*Given problem*. Every line with the string "Trend" should be gathered.

* Begin Records *

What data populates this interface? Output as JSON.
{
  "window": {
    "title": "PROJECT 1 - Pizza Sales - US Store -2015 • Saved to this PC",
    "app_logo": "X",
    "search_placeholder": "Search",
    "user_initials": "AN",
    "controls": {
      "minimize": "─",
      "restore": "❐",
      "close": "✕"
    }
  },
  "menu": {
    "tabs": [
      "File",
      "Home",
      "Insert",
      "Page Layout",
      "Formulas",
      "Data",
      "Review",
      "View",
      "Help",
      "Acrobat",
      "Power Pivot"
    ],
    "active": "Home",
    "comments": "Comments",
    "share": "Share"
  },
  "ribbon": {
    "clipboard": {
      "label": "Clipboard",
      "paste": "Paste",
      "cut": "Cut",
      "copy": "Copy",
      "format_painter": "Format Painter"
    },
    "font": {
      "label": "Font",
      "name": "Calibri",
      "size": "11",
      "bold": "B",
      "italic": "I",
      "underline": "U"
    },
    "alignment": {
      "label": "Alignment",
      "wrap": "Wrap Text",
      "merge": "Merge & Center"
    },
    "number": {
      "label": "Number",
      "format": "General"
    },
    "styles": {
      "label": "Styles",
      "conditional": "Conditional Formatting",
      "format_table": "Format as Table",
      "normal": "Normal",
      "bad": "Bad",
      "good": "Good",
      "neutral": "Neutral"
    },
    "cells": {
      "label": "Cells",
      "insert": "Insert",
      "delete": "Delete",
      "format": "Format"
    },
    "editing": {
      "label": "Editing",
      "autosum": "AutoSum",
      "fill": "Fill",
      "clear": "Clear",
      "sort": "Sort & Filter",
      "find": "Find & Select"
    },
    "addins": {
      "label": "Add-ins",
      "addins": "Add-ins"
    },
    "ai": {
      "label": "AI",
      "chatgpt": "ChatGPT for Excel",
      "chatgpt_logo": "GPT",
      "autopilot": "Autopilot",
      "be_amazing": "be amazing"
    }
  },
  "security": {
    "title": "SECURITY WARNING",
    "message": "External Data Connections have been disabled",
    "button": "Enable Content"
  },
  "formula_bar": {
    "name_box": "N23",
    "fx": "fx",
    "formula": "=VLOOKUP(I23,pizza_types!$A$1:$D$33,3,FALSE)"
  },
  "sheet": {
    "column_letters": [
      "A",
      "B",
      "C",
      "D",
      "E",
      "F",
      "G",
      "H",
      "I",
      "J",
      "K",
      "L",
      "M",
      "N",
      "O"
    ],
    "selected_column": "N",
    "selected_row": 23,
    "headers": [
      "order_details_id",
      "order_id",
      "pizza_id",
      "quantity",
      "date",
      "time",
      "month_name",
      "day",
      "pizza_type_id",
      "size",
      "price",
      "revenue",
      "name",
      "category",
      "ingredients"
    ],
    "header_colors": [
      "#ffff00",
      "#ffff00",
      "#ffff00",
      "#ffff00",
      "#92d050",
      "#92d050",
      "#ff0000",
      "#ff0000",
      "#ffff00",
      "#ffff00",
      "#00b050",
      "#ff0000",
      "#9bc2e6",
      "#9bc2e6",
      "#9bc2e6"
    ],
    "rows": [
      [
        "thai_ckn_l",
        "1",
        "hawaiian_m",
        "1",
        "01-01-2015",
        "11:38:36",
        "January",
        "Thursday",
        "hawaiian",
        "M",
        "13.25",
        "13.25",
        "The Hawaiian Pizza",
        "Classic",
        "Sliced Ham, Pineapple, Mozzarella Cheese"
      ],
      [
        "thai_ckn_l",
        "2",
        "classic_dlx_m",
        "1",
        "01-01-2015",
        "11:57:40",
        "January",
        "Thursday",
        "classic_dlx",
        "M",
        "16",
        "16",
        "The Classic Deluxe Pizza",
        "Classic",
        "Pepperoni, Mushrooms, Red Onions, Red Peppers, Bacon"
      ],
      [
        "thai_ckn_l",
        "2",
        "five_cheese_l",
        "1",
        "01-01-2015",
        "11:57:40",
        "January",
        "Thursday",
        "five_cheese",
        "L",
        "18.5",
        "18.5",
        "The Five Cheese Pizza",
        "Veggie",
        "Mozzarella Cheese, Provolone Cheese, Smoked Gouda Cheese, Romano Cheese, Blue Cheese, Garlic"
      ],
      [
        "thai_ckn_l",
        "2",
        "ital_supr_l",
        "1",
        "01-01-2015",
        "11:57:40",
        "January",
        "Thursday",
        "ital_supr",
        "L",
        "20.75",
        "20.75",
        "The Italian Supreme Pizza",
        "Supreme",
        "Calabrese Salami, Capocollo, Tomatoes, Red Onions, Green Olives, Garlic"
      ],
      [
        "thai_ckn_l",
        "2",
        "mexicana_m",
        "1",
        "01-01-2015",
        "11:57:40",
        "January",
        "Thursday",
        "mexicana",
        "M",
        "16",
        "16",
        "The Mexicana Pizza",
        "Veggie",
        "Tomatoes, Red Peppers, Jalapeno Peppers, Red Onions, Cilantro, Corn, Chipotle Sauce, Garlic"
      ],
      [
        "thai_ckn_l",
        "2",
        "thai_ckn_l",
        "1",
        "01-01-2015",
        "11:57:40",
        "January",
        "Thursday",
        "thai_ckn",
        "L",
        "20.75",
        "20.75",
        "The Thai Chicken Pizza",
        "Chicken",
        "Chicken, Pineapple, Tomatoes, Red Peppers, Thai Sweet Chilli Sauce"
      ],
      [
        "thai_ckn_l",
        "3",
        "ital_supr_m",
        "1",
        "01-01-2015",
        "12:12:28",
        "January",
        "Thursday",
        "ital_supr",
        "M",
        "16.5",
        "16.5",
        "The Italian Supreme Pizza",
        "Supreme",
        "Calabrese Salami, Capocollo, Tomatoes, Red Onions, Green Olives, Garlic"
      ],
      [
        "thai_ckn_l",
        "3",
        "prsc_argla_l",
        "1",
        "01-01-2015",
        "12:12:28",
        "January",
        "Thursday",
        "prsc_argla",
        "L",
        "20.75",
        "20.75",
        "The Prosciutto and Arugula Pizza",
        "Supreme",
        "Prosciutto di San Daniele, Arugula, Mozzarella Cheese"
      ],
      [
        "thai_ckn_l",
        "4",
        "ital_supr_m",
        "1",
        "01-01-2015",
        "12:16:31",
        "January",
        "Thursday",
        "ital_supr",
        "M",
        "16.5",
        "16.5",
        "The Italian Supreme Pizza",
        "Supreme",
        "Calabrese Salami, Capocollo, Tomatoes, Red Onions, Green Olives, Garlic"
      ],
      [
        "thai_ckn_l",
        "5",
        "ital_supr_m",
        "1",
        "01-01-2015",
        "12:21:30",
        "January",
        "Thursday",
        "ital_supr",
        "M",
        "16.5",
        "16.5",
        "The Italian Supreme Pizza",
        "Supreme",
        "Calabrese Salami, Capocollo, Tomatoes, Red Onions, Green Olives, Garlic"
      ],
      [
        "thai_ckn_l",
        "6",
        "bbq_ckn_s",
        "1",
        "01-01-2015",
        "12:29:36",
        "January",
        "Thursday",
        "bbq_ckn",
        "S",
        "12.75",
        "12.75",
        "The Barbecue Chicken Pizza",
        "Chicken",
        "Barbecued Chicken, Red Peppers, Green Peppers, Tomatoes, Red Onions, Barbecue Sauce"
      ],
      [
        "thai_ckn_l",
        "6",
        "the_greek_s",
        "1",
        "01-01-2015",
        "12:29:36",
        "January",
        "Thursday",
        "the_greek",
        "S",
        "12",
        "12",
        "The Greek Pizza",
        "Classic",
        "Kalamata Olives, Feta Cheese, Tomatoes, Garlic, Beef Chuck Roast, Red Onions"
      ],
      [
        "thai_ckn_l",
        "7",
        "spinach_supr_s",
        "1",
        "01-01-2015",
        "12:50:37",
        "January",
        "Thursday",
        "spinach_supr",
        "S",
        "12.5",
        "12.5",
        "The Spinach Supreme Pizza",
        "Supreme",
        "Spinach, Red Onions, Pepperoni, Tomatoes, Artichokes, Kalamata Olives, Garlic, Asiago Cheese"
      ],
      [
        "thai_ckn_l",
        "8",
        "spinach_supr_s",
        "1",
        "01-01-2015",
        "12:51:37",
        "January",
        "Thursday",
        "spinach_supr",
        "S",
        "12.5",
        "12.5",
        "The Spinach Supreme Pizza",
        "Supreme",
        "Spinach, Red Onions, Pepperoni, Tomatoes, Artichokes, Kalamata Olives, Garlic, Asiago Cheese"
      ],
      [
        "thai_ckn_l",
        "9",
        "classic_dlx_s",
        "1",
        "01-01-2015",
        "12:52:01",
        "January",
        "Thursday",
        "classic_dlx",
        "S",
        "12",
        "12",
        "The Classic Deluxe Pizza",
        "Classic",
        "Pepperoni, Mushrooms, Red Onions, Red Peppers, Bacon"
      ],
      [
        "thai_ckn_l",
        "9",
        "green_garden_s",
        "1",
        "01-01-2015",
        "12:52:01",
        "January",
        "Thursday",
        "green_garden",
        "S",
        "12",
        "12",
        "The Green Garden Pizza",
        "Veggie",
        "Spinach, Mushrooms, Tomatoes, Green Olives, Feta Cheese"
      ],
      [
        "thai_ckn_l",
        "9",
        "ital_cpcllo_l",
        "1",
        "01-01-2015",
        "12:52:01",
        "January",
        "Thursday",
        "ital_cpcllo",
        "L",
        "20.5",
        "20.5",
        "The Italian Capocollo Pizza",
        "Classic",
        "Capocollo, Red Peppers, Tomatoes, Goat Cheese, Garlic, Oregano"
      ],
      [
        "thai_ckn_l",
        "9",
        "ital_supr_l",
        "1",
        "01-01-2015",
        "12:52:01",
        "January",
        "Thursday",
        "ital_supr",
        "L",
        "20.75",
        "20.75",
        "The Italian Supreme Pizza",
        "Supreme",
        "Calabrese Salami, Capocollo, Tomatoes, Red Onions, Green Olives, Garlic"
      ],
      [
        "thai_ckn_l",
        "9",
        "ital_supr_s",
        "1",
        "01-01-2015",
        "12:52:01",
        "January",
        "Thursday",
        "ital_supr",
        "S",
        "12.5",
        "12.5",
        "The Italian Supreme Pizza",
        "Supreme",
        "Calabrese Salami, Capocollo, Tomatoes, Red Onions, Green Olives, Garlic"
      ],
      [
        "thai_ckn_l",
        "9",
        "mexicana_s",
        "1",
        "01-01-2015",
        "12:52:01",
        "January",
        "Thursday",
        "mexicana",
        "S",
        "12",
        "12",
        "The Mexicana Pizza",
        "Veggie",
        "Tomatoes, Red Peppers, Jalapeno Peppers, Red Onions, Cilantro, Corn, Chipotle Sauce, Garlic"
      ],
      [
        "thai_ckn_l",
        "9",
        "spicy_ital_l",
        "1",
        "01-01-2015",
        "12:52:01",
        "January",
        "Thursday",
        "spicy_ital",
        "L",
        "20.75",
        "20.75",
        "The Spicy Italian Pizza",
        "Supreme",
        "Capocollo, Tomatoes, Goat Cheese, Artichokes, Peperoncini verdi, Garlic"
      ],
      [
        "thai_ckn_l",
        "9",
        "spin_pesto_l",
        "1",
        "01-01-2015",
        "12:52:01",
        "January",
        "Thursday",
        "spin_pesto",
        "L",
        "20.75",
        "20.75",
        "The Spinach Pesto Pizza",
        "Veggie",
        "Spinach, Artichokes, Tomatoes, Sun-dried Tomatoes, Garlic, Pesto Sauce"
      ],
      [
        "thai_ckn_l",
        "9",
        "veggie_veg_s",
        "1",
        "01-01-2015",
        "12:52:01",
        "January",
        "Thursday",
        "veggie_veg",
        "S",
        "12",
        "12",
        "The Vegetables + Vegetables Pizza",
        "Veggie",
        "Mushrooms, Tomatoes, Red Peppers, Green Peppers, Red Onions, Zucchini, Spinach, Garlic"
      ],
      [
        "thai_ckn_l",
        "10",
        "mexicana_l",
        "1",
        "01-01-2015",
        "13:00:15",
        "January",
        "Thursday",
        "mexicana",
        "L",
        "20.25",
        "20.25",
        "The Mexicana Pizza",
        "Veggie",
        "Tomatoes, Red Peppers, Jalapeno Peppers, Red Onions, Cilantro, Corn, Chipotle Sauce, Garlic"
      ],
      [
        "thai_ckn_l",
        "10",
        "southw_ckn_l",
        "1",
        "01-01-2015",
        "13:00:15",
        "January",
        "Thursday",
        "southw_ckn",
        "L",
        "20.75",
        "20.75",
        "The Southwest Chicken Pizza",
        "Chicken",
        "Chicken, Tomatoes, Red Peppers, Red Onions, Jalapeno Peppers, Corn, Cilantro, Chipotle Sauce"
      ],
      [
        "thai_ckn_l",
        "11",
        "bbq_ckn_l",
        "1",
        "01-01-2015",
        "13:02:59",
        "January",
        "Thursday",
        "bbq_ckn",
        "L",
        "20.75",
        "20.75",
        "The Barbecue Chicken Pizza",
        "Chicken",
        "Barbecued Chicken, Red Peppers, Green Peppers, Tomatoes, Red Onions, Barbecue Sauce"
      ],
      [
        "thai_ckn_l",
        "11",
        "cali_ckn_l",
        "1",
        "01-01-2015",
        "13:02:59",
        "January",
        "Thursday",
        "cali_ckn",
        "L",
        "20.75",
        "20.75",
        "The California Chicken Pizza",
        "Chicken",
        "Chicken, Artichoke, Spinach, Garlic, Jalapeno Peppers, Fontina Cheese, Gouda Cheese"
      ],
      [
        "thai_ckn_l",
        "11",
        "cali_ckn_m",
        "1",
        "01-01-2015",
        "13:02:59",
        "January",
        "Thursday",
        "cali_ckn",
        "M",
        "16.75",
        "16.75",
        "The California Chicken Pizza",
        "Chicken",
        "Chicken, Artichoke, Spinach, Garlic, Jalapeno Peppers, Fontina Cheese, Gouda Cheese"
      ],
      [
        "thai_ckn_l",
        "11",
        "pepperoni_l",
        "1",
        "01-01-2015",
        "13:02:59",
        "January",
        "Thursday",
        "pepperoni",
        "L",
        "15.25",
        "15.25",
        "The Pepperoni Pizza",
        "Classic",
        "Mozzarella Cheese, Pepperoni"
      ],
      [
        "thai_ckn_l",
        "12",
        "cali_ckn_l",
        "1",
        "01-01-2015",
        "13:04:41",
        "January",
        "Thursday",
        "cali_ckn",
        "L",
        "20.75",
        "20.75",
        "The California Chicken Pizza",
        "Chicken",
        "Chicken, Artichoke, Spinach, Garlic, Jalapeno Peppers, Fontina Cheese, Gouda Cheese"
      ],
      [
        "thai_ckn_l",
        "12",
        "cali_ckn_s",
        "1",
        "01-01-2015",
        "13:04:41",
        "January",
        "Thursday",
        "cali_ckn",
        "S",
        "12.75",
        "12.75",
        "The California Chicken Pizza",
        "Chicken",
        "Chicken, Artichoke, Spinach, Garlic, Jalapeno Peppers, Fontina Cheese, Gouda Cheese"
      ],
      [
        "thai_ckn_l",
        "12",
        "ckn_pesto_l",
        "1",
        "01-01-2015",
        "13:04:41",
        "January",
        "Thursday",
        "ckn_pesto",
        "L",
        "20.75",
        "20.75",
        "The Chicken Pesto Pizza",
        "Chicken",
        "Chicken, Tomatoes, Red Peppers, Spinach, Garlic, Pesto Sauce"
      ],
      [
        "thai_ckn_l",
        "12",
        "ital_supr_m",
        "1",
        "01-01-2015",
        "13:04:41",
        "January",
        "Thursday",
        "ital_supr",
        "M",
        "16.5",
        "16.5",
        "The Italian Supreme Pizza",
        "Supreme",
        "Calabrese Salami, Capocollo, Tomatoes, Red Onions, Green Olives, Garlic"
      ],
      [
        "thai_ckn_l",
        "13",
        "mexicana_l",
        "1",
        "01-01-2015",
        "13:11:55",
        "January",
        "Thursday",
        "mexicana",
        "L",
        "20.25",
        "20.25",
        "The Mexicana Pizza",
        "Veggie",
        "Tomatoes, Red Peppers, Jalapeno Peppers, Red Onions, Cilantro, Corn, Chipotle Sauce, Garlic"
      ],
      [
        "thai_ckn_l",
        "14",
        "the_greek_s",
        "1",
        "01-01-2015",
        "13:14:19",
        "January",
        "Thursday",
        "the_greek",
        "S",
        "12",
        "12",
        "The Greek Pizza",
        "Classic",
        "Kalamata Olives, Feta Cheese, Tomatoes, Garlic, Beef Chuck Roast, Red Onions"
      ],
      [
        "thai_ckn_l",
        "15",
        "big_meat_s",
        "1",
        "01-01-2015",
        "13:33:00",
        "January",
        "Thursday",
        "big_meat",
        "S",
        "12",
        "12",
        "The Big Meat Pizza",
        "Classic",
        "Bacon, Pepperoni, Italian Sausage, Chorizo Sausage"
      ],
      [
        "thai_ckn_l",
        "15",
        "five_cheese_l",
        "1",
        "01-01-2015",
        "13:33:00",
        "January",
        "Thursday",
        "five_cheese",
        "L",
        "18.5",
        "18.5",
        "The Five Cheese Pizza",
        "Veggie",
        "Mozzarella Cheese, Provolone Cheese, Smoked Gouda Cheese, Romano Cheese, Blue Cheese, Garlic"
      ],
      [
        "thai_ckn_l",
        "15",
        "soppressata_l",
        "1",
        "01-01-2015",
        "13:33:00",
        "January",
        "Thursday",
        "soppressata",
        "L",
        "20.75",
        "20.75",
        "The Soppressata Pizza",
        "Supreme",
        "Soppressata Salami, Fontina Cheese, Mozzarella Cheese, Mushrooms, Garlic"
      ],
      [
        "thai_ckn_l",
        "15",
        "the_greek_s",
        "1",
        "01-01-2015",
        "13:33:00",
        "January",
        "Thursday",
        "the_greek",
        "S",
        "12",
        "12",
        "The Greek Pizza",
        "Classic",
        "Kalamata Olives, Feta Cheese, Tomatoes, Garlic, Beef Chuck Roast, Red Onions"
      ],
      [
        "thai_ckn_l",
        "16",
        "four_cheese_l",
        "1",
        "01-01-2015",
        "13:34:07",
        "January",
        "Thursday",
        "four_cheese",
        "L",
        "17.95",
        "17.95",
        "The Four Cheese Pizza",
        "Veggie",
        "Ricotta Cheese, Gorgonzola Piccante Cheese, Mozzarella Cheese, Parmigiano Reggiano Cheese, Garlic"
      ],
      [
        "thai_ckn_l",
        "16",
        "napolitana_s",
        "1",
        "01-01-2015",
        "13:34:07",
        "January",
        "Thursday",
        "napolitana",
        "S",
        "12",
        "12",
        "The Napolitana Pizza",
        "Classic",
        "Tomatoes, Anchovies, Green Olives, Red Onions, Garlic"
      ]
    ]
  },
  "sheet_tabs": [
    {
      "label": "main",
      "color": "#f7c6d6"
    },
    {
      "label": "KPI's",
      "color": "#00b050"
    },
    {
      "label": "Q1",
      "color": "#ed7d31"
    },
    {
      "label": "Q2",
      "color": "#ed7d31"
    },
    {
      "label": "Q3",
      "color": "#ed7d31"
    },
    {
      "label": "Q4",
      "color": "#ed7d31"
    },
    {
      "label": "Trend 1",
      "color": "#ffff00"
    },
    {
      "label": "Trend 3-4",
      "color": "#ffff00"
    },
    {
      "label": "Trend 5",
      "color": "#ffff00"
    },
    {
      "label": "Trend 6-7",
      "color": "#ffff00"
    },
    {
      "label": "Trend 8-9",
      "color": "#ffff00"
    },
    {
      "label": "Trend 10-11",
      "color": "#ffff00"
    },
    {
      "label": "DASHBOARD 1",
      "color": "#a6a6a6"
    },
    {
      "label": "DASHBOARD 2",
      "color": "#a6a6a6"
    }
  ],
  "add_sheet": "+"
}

* End Records *

*Full response*.
      "label": "Trend 1",
      "label": "Trend 3-4",
      "label": "Trend 5",
      "label": "Trend 6-7",
      "label": "Trend 8-9",
      "label": "Trend 10-11",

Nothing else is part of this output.